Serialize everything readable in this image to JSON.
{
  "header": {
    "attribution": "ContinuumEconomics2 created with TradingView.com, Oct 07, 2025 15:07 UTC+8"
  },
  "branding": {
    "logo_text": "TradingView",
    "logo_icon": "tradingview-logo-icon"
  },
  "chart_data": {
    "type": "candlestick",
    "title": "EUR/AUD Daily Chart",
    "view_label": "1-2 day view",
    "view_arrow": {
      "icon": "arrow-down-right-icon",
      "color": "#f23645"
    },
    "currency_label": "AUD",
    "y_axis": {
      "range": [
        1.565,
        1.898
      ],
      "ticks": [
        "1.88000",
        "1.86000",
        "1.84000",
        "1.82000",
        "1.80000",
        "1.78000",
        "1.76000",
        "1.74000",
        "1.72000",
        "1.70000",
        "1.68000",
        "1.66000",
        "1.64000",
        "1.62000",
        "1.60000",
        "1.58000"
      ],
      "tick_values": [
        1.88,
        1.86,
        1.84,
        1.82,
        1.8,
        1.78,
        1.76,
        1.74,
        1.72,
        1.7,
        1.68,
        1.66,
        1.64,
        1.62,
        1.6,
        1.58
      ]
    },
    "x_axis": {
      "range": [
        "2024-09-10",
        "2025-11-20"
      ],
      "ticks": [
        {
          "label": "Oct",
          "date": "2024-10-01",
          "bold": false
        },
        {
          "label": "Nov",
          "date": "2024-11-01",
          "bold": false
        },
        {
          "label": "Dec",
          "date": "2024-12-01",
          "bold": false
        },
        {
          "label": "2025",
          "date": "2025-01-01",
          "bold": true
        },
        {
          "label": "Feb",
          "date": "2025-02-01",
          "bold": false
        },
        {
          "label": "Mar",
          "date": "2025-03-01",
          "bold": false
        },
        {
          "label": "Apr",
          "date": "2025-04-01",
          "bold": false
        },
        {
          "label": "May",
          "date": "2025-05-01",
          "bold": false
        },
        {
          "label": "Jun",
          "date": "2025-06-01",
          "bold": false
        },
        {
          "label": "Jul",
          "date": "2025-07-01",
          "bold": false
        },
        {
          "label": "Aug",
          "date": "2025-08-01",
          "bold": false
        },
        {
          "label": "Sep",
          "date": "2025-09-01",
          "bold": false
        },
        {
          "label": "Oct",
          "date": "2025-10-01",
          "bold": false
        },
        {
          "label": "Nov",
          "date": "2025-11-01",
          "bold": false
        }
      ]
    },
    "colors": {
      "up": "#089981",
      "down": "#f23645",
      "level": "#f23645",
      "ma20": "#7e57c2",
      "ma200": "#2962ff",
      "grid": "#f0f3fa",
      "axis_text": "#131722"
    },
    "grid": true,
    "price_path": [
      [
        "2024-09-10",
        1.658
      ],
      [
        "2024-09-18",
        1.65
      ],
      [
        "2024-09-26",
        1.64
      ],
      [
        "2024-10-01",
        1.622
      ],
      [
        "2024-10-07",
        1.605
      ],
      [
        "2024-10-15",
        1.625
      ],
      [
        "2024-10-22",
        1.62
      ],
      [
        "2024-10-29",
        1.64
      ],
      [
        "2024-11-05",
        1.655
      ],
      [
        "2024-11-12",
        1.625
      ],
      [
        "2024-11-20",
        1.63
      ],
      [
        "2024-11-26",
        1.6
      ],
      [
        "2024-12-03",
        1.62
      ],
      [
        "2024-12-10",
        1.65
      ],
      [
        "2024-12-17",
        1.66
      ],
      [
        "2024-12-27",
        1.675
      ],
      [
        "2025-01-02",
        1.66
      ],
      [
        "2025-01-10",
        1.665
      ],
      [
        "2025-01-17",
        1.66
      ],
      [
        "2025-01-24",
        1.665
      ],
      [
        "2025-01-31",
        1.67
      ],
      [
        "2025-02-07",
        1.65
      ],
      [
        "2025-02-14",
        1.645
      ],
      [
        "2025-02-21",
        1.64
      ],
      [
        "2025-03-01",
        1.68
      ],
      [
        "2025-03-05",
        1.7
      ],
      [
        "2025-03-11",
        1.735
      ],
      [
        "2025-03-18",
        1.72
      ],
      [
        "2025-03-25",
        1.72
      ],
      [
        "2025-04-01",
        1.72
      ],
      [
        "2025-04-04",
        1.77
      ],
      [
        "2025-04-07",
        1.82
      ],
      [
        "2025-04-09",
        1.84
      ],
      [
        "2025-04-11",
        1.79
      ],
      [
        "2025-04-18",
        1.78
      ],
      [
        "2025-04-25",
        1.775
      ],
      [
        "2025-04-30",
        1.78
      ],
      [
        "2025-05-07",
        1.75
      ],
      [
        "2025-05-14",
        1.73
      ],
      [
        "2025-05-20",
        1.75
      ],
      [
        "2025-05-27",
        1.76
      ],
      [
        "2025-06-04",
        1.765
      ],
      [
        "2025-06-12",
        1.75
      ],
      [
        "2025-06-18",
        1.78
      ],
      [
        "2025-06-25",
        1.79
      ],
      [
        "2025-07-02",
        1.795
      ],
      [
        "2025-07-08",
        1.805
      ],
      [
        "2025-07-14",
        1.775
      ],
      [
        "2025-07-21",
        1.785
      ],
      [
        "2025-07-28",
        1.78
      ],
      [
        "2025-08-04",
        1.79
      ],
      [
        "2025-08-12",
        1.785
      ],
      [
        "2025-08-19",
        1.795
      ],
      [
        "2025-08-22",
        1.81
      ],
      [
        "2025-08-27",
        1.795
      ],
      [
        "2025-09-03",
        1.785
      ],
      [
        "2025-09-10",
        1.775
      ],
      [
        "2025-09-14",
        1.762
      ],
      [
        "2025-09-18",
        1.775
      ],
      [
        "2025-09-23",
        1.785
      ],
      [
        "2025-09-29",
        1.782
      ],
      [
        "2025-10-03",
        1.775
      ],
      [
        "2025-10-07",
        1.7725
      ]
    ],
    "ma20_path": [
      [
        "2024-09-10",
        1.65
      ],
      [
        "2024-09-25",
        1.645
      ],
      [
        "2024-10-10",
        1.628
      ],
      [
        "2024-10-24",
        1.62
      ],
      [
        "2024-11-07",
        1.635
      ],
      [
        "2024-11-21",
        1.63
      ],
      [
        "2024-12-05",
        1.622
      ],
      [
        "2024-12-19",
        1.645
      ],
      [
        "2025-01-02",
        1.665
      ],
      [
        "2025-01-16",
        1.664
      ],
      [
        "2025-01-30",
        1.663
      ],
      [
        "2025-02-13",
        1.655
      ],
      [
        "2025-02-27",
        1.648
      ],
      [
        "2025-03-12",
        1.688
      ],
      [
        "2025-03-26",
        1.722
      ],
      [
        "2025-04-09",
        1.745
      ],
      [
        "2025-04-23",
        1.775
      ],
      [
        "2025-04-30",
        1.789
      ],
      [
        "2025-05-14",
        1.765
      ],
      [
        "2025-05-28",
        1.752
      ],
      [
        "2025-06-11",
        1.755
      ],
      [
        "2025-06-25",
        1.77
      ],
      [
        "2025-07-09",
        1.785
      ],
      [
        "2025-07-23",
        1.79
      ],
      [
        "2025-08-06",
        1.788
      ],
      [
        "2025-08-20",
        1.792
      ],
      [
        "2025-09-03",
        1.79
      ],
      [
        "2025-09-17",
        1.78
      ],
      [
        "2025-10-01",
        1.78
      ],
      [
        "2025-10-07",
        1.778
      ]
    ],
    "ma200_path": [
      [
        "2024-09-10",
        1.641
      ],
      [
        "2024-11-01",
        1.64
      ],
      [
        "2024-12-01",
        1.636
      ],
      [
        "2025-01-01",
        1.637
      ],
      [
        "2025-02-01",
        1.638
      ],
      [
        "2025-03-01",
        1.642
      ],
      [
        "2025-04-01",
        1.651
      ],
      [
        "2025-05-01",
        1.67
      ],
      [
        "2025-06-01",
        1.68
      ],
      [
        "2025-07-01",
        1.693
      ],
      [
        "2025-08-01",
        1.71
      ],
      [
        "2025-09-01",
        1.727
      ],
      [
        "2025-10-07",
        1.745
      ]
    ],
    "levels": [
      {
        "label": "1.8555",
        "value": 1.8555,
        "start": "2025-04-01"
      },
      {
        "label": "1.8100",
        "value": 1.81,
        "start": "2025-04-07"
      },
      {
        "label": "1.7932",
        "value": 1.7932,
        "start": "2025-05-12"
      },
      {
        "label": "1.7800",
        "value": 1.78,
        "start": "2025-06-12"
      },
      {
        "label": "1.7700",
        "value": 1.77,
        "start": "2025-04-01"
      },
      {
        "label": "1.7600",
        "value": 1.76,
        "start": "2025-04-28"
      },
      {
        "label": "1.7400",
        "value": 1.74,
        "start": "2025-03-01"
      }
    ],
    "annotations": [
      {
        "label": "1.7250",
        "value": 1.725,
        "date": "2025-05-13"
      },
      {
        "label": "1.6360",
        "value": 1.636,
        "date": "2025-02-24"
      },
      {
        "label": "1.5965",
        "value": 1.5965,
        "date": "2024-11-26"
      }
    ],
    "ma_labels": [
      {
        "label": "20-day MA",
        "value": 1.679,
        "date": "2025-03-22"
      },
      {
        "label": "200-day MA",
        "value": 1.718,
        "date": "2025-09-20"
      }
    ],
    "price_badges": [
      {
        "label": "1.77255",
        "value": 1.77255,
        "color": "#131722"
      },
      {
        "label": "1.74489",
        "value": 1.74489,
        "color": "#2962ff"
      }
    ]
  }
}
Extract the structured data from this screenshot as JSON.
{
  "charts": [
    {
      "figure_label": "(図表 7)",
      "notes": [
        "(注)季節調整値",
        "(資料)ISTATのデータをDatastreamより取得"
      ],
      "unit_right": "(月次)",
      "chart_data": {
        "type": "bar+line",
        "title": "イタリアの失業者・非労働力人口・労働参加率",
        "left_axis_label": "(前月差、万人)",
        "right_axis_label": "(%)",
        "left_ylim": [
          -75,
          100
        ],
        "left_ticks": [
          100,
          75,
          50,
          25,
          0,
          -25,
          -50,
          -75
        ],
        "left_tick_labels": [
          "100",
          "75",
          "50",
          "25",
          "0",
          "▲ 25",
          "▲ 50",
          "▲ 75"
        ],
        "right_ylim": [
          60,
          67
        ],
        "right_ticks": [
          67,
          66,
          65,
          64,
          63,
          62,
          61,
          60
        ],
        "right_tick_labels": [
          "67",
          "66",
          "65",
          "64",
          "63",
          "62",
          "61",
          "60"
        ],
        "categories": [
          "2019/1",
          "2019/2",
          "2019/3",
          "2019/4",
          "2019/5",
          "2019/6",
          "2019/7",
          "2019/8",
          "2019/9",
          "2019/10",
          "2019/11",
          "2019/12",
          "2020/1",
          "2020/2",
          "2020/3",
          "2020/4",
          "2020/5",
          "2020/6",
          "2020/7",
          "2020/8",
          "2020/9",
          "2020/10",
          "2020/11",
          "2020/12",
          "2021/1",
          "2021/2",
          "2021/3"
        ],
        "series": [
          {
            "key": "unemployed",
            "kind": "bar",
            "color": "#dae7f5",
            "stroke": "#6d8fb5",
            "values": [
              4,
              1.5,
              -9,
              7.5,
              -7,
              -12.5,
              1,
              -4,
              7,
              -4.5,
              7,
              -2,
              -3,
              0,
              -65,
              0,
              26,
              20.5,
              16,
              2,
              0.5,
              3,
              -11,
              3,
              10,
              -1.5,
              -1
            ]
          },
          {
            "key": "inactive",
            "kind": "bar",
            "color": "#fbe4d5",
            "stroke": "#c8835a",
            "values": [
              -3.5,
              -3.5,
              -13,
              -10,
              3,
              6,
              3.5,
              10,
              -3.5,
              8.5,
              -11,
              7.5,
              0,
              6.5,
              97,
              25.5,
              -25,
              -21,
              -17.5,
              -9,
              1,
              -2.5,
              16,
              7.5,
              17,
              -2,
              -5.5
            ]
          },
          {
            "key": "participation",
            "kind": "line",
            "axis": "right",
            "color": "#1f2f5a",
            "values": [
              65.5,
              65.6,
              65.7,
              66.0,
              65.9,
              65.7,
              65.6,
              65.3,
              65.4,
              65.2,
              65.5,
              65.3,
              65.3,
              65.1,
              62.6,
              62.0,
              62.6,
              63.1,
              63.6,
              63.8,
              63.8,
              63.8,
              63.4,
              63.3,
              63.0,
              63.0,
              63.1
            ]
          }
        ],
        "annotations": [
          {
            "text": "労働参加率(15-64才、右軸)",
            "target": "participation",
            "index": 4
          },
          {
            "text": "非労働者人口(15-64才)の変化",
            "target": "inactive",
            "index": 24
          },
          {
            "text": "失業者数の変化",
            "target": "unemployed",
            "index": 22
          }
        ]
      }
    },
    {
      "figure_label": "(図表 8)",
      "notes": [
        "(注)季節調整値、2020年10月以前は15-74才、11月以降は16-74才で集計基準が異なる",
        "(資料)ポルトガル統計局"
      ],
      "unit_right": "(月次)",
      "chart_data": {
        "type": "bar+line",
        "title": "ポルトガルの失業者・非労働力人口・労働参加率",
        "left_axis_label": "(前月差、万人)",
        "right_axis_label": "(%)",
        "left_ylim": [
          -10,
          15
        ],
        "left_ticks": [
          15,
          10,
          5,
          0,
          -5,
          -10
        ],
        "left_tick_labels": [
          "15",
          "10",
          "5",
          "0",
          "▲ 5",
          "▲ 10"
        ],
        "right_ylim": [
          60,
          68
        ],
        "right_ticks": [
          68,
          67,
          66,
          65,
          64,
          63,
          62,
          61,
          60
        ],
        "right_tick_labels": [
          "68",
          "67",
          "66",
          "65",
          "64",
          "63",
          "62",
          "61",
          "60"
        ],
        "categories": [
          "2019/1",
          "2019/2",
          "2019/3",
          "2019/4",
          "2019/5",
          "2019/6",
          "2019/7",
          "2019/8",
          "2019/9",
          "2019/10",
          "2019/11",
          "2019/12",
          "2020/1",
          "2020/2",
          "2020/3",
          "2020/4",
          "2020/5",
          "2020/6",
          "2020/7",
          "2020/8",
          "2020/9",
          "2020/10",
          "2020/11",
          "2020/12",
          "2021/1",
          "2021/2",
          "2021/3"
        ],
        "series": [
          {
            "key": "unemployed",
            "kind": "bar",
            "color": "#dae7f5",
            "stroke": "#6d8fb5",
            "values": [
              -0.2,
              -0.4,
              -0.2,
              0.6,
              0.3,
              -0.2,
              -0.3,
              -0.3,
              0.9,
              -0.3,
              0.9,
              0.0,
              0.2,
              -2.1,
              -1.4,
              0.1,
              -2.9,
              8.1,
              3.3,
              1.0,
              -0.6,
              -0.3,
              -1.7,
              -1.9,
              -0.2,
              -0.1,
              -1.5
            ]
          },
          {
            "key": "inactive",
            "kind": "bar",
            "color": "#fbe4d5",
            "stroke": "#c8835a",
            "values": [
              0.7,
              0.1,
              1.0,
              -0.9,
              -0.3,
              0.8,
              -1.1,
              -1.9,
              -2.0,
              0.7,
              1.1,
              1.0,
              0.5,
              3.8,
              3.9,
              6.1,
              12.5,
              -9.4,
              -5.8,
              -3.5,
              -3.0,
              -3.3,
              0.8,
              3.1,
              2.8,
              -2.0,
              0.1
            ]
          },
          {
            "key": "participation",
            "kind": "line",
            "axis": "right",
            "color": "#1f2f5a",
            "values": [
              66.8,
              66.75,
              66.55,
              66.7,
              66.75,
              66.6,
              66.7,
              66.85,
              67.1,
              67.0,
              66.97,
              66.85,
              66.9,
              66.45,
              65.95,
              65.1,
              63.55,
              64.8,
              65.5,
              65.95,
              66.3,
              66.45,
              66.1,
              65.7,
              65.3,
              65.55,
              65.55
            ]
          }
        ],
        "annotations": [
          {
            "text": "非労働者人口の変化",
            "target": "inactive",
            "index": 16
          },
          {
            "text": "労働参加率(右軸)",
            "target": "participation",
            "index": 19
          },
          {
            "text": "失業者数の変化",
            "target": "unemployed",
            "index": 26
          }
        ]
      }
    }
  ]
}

> TASK DIRECTIONS
Copy each line above where the string "title" occurs.

> SOLVED PROBLEM
    "title": "EUR/AUD Daily Chart",
        "title": "イタリアの失業者・非労働力人口・労働参加率",
        "title": "ポルトガルの失業者・非労働力人口・労働参加率",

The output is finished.